**WHAT THE TASK ASKS**.
Find every line with the string "топливе" in it, count them, and reply with that count only.

'''

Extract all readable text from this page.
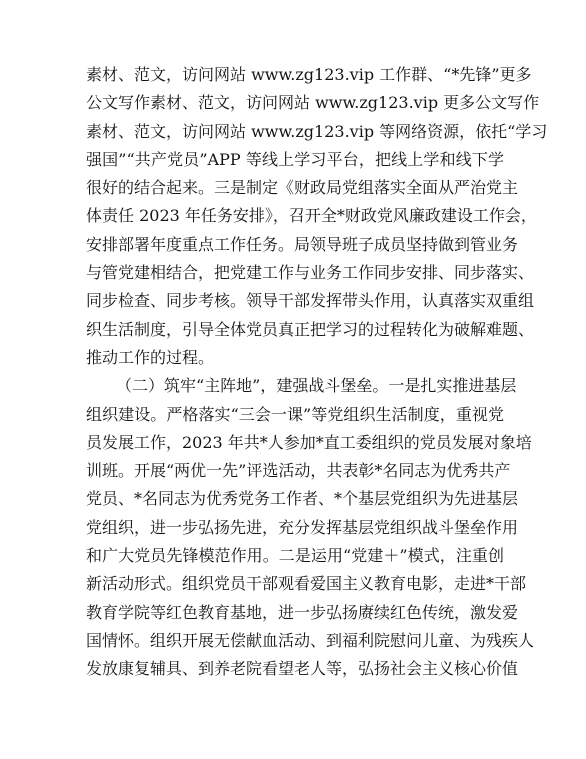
素材、范文，访问网站 www.zg123.vip 工作群、“*先锋”更多
公文写作素材、范文，访问网站 www.zg123.vip 更多公文写作
素材、范文，访问网站 www.zg123.vip 等网络资源，依托“学习
强国”“共产党员”APP 等线上学习平台，把线上学和线下学
很好的结合起来。三是制定《财政局党组落实全面从严治党主
体责任 2023 年任务安排》，召开全*财政党风廉政建设工作会，
安排部署年度重点工作任务。局领导班子成员坚持做到管业务
与管党建相结合，把党建工作与业务工作同步安排、同步落实、
同步检查、同步考核。领导干部发挥带头作用，认真落实双重组
织生活制度，引导全体党员真正把学习的过程转化为破解难题、
推动工作的过程。
（二）筑牢“主阵地”，建强战斗堡垒。一是扎实推进基层
组织建设。严格落实“三会一课”等党组织生活制度，重视党
员发展工作，2023 年共*人参加*直工委组织的党员发展对象培
训班。开展“两优一先”评选活动，共表彰*名同志为优秀共产
党员、*名同志为优秀党务工作者、*个基层党组织为先进基层
党组织，进一步弘扬先进，充分发挥基层党组织战斗堡垒作用
和广大党员先锋模范作用。二是运用“党建＋”模式，注重创
新活动形式。组织党员干部观看爱国主义教育电影，走进*干部
教育学院等红色教育基地，进一步弘扬赓续红色传统，激发爱
国情怀。组织开展无偿献血活动、到福利院慰问儿童、为残疾人
发放康复辅具、到养老院看望老人等，弘扬社会主义核心价值
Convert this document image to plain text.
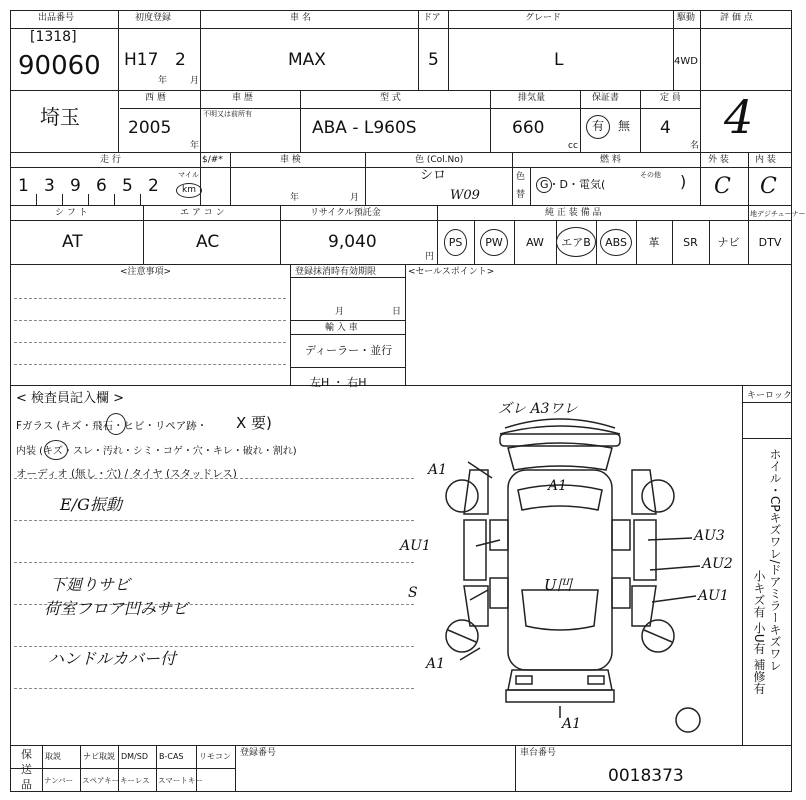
出品番号
[1318]
90060
初度登録
H17 2
年	月
車 名
MAX
ドア
5
グレード
L
駆動
4WD
評 価 点
4
埼玉
西 暦
2005
年
車 歴
不明又は前所有
型 式
ABA - L960S
排気量
660
cc
保証書
有 無
定 員
4
名
走 行
1 3 9 6 5 2
マイル
km
$/#*	車 検
年	月
色 (Col.No)
シロ
W09
色
替
燃 料
G・D・電気(
その他 )
外 装
C
内 装
C
シ フ ト
AT
エ ア コ ン
AC
リサイクル預託金
9,040
円
純 正 装 備 品	地デジチューナー
PS	PW	AW	エアB	ABS	革 SR ナビ DTV
<注意事項>	登録抹消時有効期限
月	日
輸 入 車
ディーラー・並行
左H ・ 右H
<セールスポイント>
< 検査員記入欄 >
Fガラス (キズ・飛石・ヒビ・リペア跡・ X 要)
内装 (キズ・スレ・汚れ・シミ・コゲ・穴・キレ・破れ・割れ)
オーディオ (無し・穴) / タイヤ (スタッドレス)
E/G振動
下廻りサビ
荷室フロア凹みサビ
ハンドルカバー付
ズレ A3ワレ
A1
A1
AU1
S
A1
AU3
AU2
AU1
U凹
A1
キーロック
ホイル・CPキズワレ/ドアミラーキズワレ
小キズ有 小U有 補修有
保
送
品
取説	ナビ取説 DM/SD B-CAS リモコン
ナンバー スペアキー キーレス スマートキー
登録番号	車台番号
0018373
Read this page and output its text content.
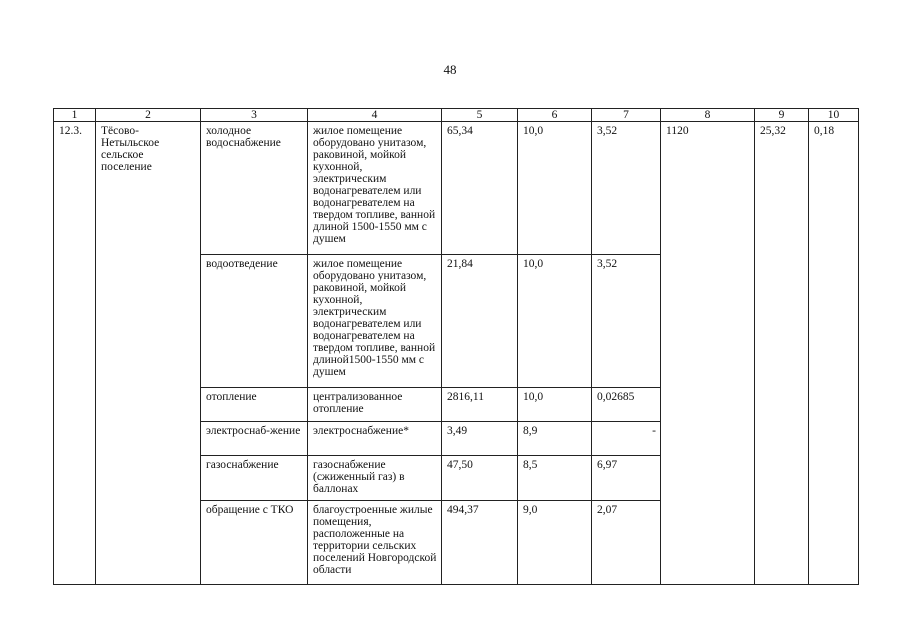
48
1	2	3	4	5	6	7	8	9	10
12.3.	Тёсово-Нетыльское сельское поселение	холодное водоснабжение	жилое помещение оборудовано унитазом, раковиной, мойкой кухонной, электрическим водонагревателем или водонагревателем на твердом топливе, ванной длиной 1500-1550 мм с душем	65,34	10,0	3,52	1120	25,32	0,18
		водоотведение	жилое помещение оборудовано унитазом, раковиной, мойкой кухонной, электрическим водонагревателем или водонагревателем на твердом топливе, ванной длиной1500-1550 мм с душем	21,84	10,0	3,52			
		отопление	централизованное отопление	2816,11	10,0	0,02685			
		электроснаб-жение	электроснабжение*	3,49	8,9	-			
		газоснабжение	газоснабжение (сжиженный газ) в баллонах	47,50	8,5	6,97			
		обращение с ТКО	благоустроенные жилые помещения, расположенные на территории сельских поселений Новгородской области	494,37	9,0	2,07			
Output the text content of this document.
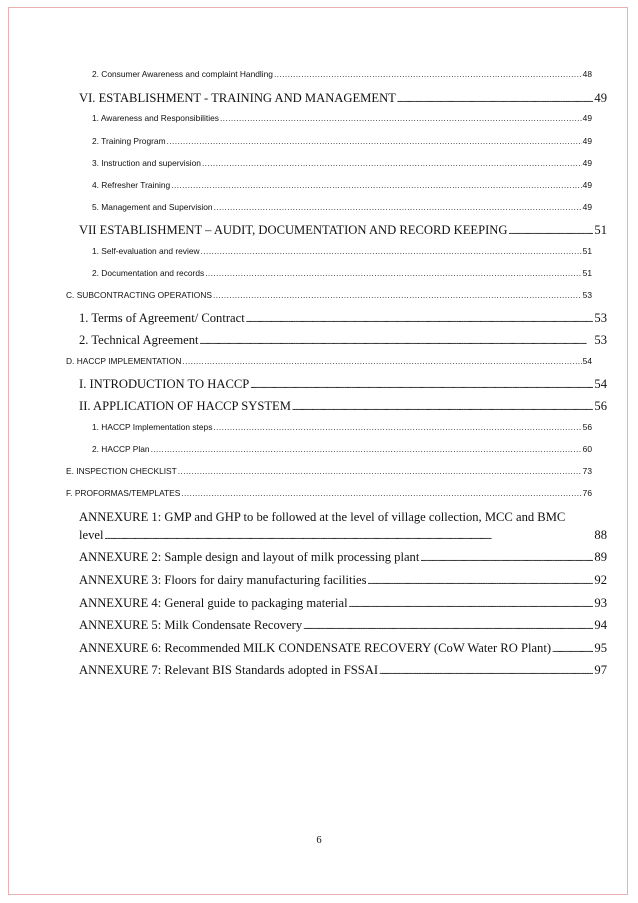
2. Consumer Awareness and complaint Handling .....	48
VI. ESTABLISHMENT - TRAINING AND MANAGEMENT .....	49
1. Awareness and Responsibilities .....	49
2. Training Program .....	49
3. Instruction and supervision .....	49
4. Refresher Training .....	49
5. Management and Supervision .....	49
VII ESTABLISHMENT – AUDIT, DOCUMENTATION AND RECORD KEEPING .....	51
1. Self-evaluation and review .....	51
2. Documentation and records .....	51
C. SUBCONTRACTING OPERATIONS .....	53
1. Terms of Agreement/ Contract .....	53
2. Technical Agreement .....	53
D. HACCP IMPLEMENTATION .....	54
I. INTRODUCTION TO HACCP .....	54
II. APPLICATION OF HACCP SYSTEM .....	56
1. HACCP Implementation steps .....	56
2. HACCP Plan .....	60
E. INSPECTION CHECKLIST .....	73
F. PROFORMAS/TEMPLATES .....	76
ANNEXURE 1: GMP and GHP to be followed at the level of village collection, MCC and BMC
level .....	88
ANNEXURE 2: Sample design and layout of milk processing plant .....	89
ANNEXURE 3: Floors for dairy manufacturing facilities .....	92
ANNEXURE 4: General guide to packaging material .....	93
ANNEXURE 5: Milk Condensate Recovery .....	94
ANNEXURE 6: Recommended MILK CONDENSATE RECOVERY (CoW Water RO Plant) .....	95
ANNEXURE 7: Relevant BIS Standards adopted in FSSAI .....	97
6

'''

**FINAL RESULT**.
2